→ Tujuan 1: Salin kembali baris-baris data anotasi kotak dari awal sampai baris yang memuat "status-bar: 11:51 ? LTE [0, 0, 1080, 63]" dengan mengganti "option-label" menjadi "label-opsi", tanpa mengubah bagian lain.

→ Teks Bacaan:
-.-.-
Menu
Menu

Kura-Kura Berjanggut sebenarnya adalah dongeng yang sangat menarik. Namun pada bagian kedua dan ketiga, pembaca bisa saja kehabisan stamina.


Oleh: Maria Pankratia |

Pernah mengunjungi Aceh pada tahun 2004. Pengunjung Kilometer Nol Indonesia yang ke 6595. Sekarang tinggal di Ruteng dan berharap bisa melihat Lamuri sebelum akhir hayatnya.


Ketika mulai menulis notulen untuk Bincang Buku Klub Buku Petra yang ketujuh, saya bingung akan memulainya dari mana?

Barangkali ini yang dialami Azhari Aiyub juga saat menulis Kura-Kura Berjanggut. Banyak sekali yang harus diceritakan.

Ada sepuluh peserta Bincang Buku di LG Corner Ruteng pada Kamis Malam, 25 Juli 2019 itu. Masing-masing mengisahkan hasil pembacaannya terhadap novel setebal 960 halaman tersebut.

Tentang Kekuasaan dan Balas Dendam

Kura-Kura Berjanggut adalah novel dengan latar abad 19. Berkisah tentang Kesultanan Maritim bernama Lamuri yang menguasai jalur rempah-rempah dengan komoditi utamanya adalah merica. Kesultanan ini terletak di sebuah teluk, dengan istana Darud Dunya sebagai pusat pemerintahan, dan Bandar Lamuri yang menjadi sentral perekonomian.
-.-.-
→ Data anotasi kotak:

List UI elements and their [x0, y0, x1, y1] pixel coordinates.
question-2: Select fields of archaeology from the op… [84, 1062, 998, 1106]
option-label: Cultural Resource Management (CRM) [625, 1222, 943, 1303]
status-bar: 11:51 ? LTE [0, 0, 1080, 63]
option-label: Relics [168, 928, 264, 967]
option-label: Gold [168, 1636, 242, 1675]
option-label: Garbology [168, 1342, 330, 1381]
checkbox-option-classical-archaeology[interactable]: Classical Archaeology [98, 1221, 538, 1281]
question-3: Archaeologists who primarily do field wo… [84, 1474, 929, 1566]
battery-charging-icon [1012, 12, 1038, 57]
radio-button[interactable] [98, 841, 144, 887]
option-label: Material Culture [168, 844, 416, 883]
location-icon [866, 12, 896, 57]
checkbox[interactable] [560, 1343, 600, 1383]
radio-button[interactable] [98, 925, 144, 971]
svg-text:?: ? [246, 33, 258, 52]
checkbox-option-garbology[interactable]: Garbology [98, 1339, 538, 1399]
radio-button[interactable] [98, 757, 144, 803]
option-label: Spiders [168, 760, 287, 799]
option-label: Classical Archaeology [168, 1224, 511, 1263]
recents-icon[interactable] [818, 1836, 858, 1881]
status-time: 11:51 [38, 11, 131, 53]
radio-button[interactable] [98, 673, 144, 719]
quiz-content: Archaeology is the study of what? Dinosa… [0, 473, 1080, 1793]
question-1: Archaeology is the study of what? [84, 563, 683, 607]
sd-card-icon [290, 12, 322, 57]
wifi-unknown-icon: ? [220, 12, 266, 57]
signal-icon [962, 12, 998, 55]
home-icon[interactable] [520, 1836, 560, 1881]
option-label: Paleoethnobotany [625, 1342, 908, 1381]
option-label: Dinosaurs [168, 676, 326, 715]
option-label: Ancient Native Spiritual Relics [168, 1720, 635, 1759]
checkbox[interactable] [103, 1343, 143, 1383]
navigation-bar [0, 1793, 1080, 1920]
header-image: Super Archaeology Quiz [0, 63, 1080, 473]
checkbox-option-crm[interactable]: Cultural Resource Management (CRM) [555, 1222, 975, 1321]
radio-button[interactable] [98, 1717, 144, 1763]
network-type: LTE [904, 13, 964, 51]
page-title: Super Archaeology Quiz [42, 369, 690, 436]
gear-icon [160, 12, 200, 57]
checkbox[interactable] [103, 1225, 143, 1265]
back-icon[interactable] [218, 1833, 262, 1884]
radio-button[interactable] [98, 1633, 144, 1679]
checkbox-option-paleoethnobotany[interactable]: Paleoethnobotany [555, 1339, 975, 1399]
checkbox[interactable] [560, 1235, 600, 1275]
-.-.-
→ Tujuan 2: Menurut ulasan novel Kura-Kura Berjanggut, berapa orang yang menjadi peserta Bincang Buku di LG Corner Ruteng?

→ Hasil Tugas 1:
List UI elements and their [x0, y0, x1, y1] pixel coordinates.
question-2: Select fields of archaeology from the op… [84, 1062, 998, 1106]
label-opsi: Cultural Resource Management (CRM) [625, 1222, 943, 1303]
status-bar: 11:51 ? LTE [0, 0, 1080, 63]

→ Hasil Tugas 2: Sepuluh orang.